• [PROBLEM STATEMENT]: Transcribe the records exactly. Pictures do not belong in the transcription.

begin SOURCE MATERIAL

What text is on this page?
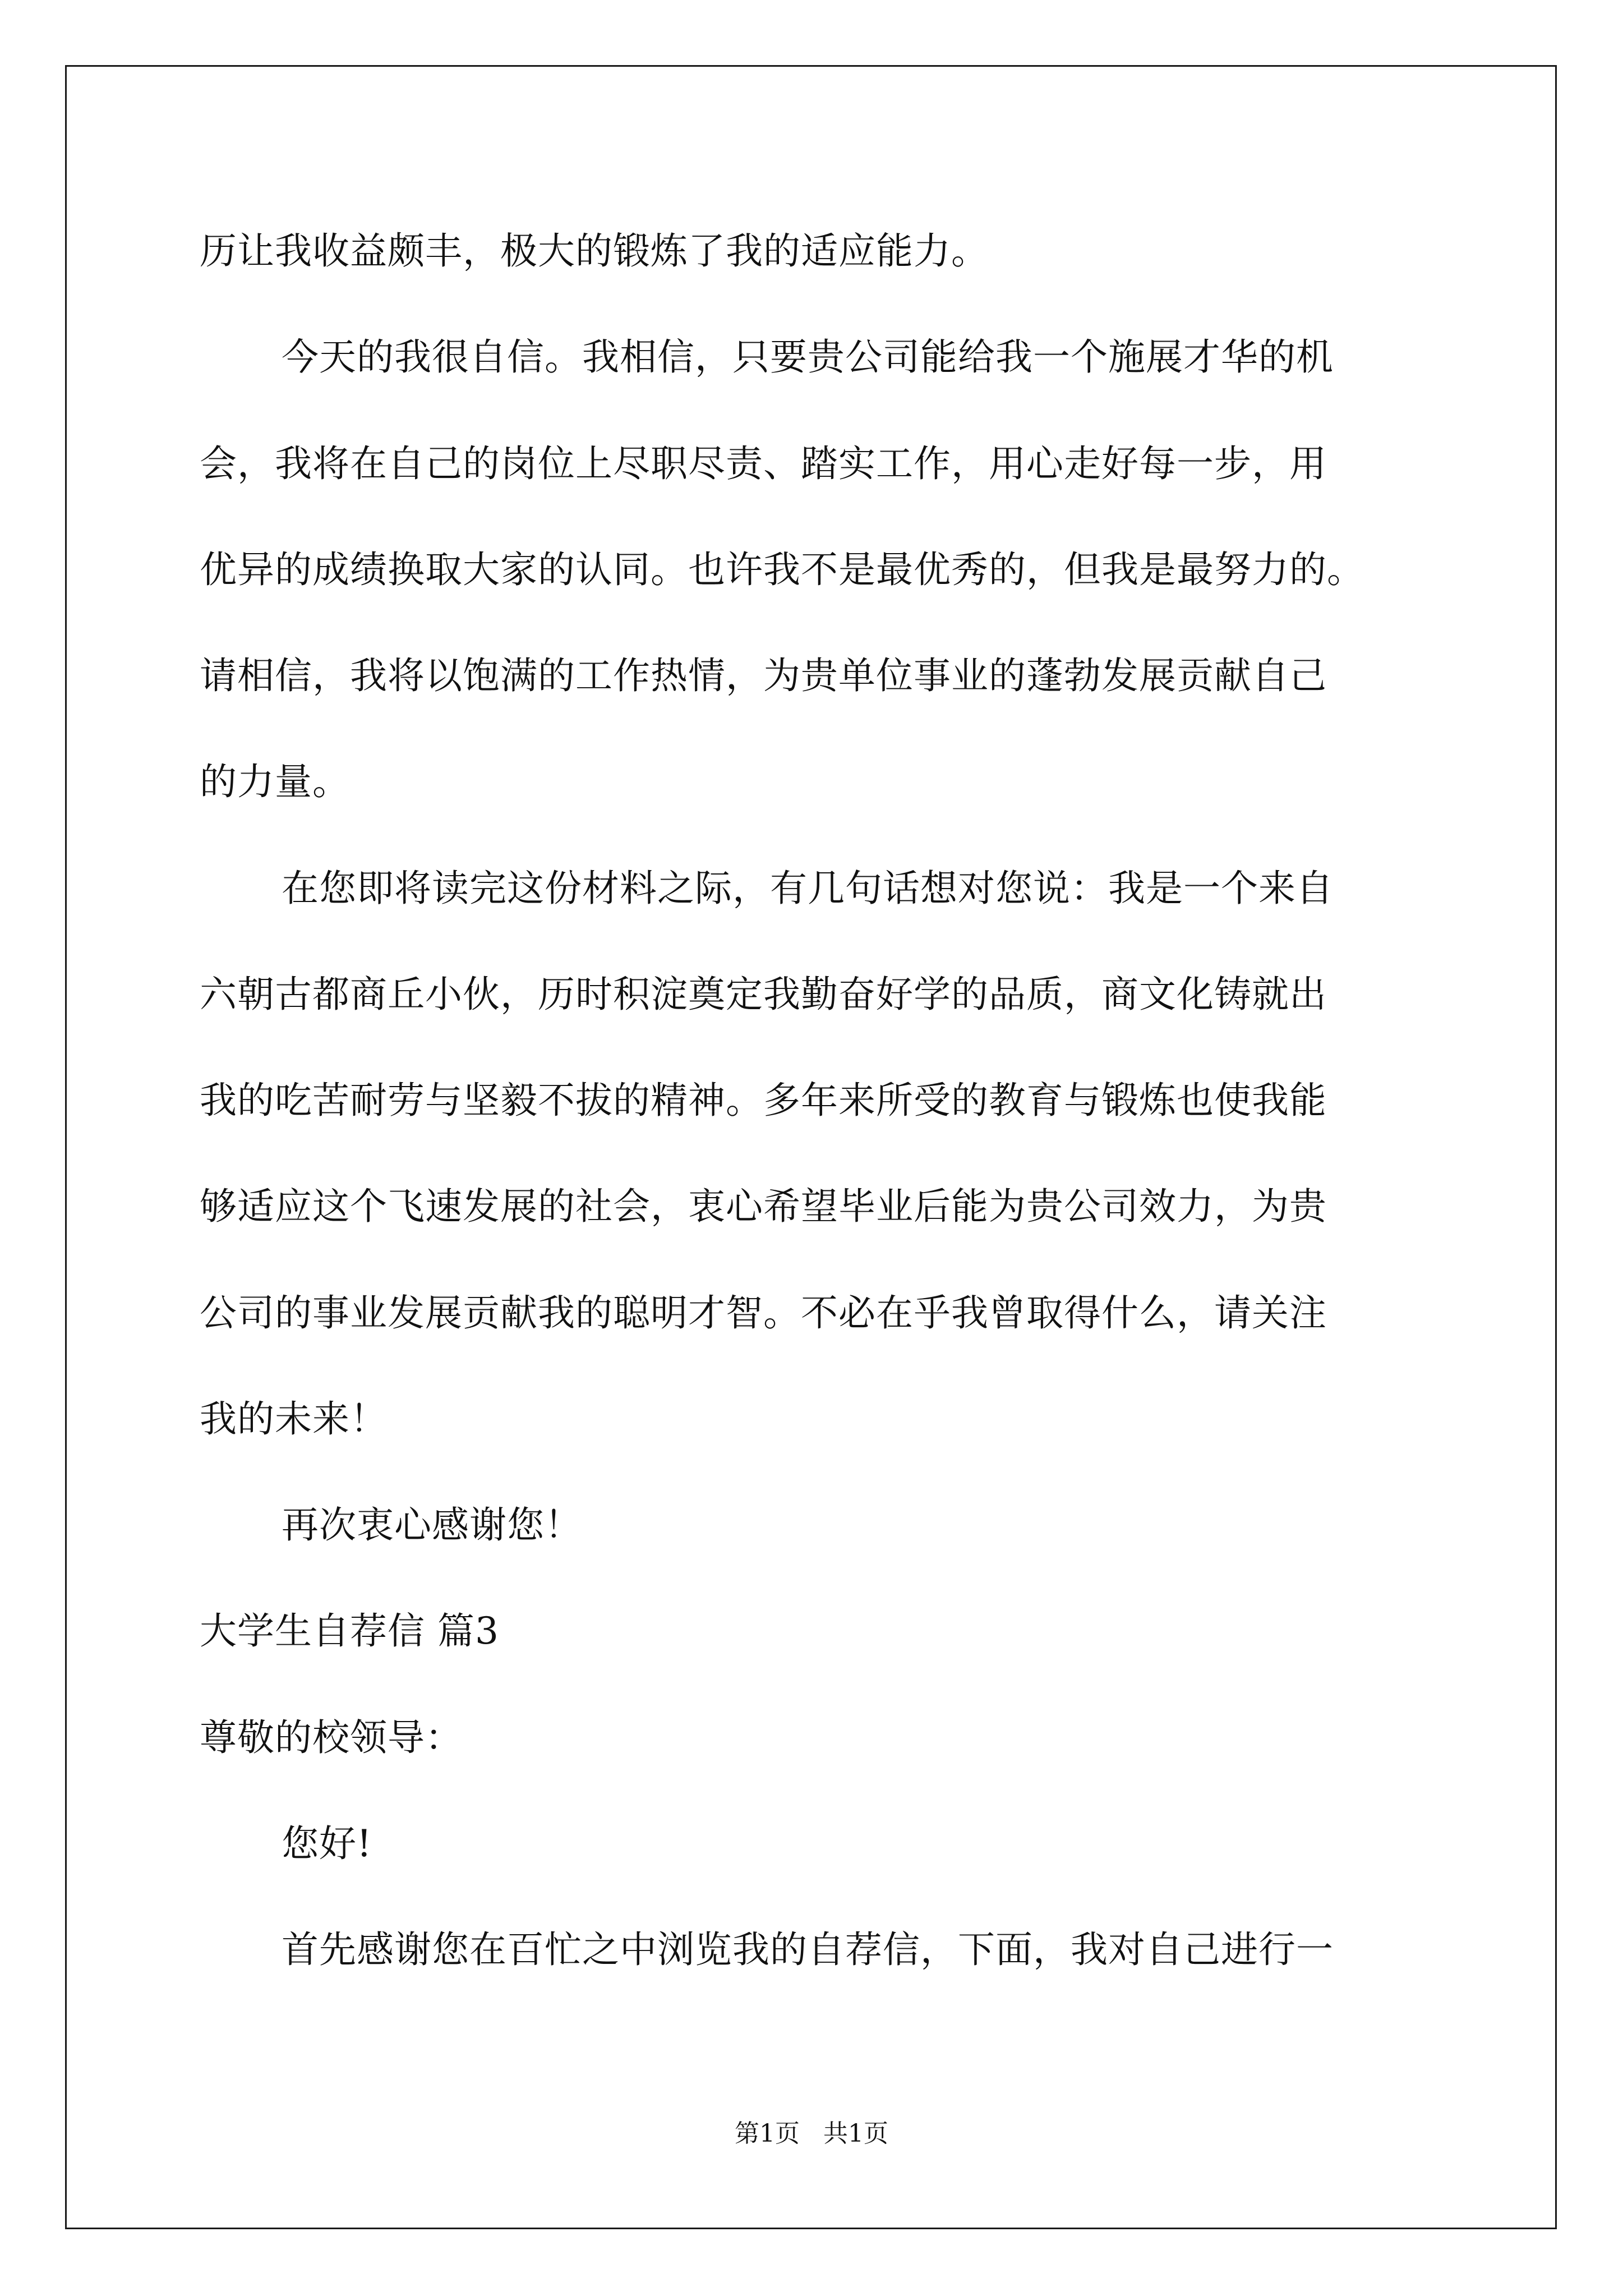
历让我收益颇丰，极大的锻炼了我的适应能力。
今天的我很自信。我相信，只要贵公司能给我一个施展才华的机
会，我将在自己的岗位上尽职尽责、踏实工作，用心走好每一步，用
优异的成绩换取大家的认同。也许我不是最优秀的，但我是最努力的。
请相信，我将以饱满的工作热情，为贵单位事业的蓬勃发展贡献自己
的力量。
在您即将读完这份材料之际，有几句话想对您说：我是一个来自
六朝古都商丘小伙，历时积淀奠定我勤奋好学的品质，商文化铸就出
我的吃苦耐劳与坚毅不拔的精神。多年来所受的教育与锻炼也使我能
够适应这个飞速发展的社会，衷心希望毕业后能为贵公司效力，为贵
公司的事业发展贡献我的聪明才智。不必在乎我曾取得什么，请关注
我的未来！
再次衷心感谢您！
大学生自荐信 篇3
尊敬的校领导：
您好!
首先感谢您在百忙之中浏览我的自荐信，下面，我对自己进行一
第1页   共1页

end SOURCE MATERIAL

• [THE RESULT]:
What text is on this page?
历让我收益颇丰，极大的锻炼了我的适应能力。
今天的我很自信。我相信，只要贵公司能给我一个施展才华的机
会，我将在自己的岗位上尽职尽责、踏实工作，用心走好每一步，用
优异的成绩换取大家的认同。也许我不是最优秀的，但我是最努力的。
请相信，我将以饱满的工作热情，为贵单位事业的蓬勃发展贡献自己
的力量。
在您即将读完这份材料之际，有几句话想对您说：我是一个来自
六朝古都商丘小伙，历时积淀奠定我勤奋好学的品质，商文化铸就出
我的吃苦耐劳与坚毅不拔的精神。多年来所受的教育与锻炼也使我能
够适应这个飞速发展的社会，衷心希望毕业后能为贵公司效力，为贵
公司的事业发展贡献我的聪明才智。不必在乎我曾取得什么，请关注
我的未来！
再次衷心感谢您！
大学生自荐信 篇3
尊敬的校领导：
您好!
首先感谢您在百忙之中浏览我的自荐信，下面，我对自己进行一
第1页   共1页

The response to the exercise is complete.